======== Data extract

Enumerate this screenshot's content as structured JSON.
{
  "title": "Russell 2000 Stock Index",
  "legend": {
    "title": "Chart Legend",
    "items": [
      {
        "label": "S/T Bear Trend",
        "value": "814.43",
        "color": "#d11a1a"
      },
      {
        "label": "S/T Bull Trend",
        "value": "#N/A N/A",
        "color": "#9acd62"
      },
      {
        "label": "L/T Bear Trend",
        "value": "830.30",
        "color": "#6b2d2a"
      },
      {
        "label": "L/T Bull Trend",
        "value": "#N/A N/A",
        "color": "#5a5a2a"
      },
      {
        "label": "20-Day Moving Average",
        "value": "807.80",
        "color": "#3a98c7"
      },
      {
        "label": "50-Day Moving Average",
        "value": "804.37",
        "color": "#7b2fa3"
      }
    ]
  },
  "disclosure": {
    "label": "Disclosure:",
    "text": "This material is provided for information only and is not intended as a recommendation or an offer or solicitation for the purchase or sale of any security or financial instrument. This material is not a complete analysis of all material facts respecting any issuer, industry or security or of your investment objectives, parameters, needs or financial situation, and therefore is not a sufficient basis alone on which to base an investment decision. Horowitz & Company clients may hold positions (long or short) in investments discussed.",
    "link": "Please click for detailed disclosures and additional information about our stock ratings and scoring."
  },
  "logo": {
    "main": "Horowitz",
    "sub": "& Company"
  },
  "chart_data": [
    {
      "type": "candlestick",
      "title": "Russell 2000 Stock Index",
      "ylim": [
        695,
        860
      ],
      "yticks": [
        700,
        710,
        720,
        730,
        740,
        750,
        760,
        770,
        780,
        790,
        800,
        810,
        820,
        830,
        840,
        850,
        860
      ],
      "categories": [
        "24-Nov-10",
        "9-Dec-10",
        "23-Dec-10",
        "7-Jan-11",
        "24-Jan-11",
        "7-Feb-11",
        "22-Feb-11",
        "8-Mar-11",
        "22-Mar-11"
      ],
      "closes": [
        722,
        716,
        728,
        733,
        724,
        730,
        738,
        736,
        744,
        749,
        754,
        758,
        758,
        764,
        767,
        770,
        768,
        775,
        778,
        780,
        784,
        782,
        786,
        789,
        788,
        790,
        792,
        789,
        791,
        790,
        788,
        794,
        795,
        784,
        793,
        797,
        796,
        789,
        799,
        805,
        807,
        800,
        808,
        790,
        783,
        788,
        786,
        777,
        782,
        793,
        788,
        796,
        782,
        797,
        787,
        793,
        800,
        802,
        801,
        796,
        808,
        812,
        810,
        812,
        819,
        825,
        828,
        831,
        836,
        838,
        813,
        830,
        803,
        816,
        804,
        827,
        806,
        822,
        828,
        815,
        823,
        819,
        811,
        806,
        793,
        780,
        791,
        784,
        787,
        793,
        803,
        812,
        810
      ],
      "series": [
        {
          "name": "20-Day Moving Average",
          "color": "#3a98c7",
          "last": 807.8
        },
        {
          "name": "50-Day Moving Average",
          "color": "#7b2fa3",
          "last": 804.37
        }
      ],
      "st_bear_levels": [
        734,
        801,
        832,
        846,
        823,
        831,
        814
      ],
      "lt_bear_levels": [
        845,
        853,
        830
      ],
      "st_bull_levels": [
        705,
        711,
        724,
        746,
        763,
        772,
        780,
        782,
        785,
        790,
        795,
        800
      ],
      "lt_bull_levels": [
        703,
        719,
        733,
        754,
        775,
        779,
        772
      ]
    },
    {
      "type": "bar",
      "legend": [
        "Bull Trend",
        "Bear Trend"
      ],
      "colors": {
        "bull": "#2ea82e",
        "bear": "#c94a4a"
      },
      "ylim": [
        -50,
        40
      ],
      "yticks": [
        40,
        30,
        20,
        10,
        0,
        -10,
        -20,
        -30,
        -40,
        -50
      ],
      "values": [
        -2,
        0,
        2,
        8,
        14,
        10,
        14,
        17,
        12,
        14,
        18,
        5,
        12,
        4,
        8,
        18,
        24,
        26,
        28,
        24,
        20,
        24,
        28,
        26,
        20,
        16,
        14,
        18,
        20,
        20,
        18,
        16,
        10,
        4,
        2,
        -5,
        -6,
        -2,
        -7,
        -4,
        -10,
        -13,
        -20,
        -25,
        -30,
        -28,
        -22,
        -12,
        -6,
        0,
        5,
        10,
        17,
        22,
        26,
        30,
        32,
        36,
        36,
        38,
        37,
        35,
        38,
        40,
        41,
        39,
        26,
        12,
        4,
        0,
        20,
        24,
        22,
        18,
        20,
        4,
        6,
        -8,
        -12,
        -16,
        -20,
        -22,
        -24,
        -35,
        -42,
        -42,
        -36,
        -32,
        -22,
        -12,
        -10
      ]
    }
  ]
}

================

**Set task**
Produce an exact copy of the whole listing.

**Problem solution**
Enumerate this screenshot's content as structured JSON.
{
  "title": "Russell 2000 Stock Index",
  "legend": {
    "title": "Chart Legend",
    "items": [
      {
        "label": "S/T Bear Trend",
        "value": "814.43",
        "color": "#d11a1a"
      },
      {
        "label": "S/T Bull Trend",
        "value": "#N/A N/A",
        "color": "#9acd62"
      },
      {
        "label": "L/T Bear Trend",
        "value": "830.30",
        "color": "#6b2d2a"
      },
      {
        "label": "L/T Bull Trend",
        "value": "#N/A N/A",
        "color": "#5a5a2a"
      },
      {
        "label": "20-Day Moving Average",
        "value": "807.80",
        "color": "#3a98c7"
      },
      {
        "label": "50-Day Moving Average",
        "value": "804.37",
        "color": "#7b2fa3"
      }
    ]
  },
  "disclosure": {
    "label": "Disclosure:",
    "text": "This material is provided for information only and is not intended as a recommendation or an offer or solicitation for the purchase or sale of any security or financial instrument. This material is not a complete analysis of all material facts respecting any issuer, industry or security or of your investment objectives, parameters, needs or financial situation, and therefore is not a sufficient basis alone on which to base an investment decision. Horowitz & Company clients may hold positions (long or short) in investments discussed.",
    "link": "Please click for detailed disclosures and additional information about our stock ratings and scoring."
  },
  "logo": {
    "main": "Horowitz",
    "sub": "& Company"
  },
  "chart_data": [
    {
      "type": "candlestick",
      "title": "Russell 2000 Stock Index",
      "ylim": [
        695,
        860
      ],
      "yticks": [
        700,
        710,
        720,
        730,
        740,
        750,
        760,
        770,
        780,
        790,
        800,
        810,
        820,
        830,
        840,
        850,
        860
      ],
      "categories": [
        "24-Nov-10",
        "9-Dec-10",
        "23-Dec-10",
        "7-Jan-11",
        "24-Jan-11",
        "7-Feb-11",
        "22-Feb-11",
        "8-Mar-11",
        "22-Mar-11"
      ],
      "closes": [
        722,
        716,
        728,
        733,
        724,
        730,
        738,
        736,
        744,
        749,
        754,
        758,
        758,
        764,
        767,
        770,
        768,
        775,
        778,
        780,
        784,
        782,
        786,
        789,
        788,
        790,
        792,
        789,
        791,
        790,
        788,
        794,
        795,
        784,
        793,
        797,
        796,
        789,
        799,
        805,
        807,
        800,
        808,
        790,
        783,
        788,
        786,
        777,
        782,
        793,
        788,
        796,
        782,
        797,
        787,
        793,
        800,
        802,
        801,
        796,
        808,
        812,
        810,
        812,
        819,
        825,
        828,
        831,
        836,
        838,
        813,
        830,
        803,
        816,
        804,
        827,
        806,
        822,
        828,
        815,
        823,
        819,
        811,
        806,
        793,
        780,
        791,
        784,
        787,
        793,
        803,
        812,
        810
      ],
      "series": [
        {
          "name": "20-Day Moving Average",
          "color": "#3a98c7",
          "last": 807.8
        },
        {
          "name": "50-Day Moving Average",
          "color": "#7b2fa3",
          "last": 804.37
        }
      ],
      "st_bear_levels": [
        734,
        801,
        832,
        846,
        823,
        831,
        814
      ],
      "lt_bear_levels": [
        845,
        853,
        830
      ],
      "st_bull_levels": [
        705,
        711,
        724,
        746,
        763,
        772,
        780,
        782,
        785,
        790,
        795,
        800
      ],
      "lt_bull_levels": [
        703,
        719,
        733,
        754,
        775,
        779,
        772
      ]
    },
    {
      "type": "bar",
      "legend": [
        "Bull Trend",
        "Bear Trend"
      ],
      "colors": {
        "bull": "#2ea82e",
        "bear": "#c94a4a"
      },
      "ylim": [
        -50,
        40
      ],
      "yticks": [
        40,
        30,
        20,
        10,
        0,
        -10,
        -20,
        -30,
        -40,
        -50
      ],
      "values": [
        -2,
        0,
        2,
        8,
        14,
        10,
        14,
        17,
        12,
        14,
        18,
        5,
        12,
        4,
        8,
        18,
        24,
        26,
        28,
        24,
        20,
        24,
        28,
        26,
        20,
        16,
        14,
        18,
        20,
        20,
        18,
        16,
        10,
        4,
        2,
        -5,
        -6,
        -2,
        -7,
        -4,
        -10,
        -13,
        -20,
        -25,
        -30,
        -28,
        -22,
        -12,
        -6,
        0,
        5,
        10,
        17,
        22,
        26,
        30,
        32,
        36,
        36,
        38,
        37,
        35,
        38,
        40,
        41,
        39,
        26,
        12,
        4,
        0,
        20,
        24,
        22,
        18,
        20,
        4,
        6,
        -8,
        -12,
        -16,
        -20,
        -22,
        -24,
        -35,
        -42,
        -42,
        -36,
        -32,
        -22,
        -12,
        -10
      ]
    }
  ]
}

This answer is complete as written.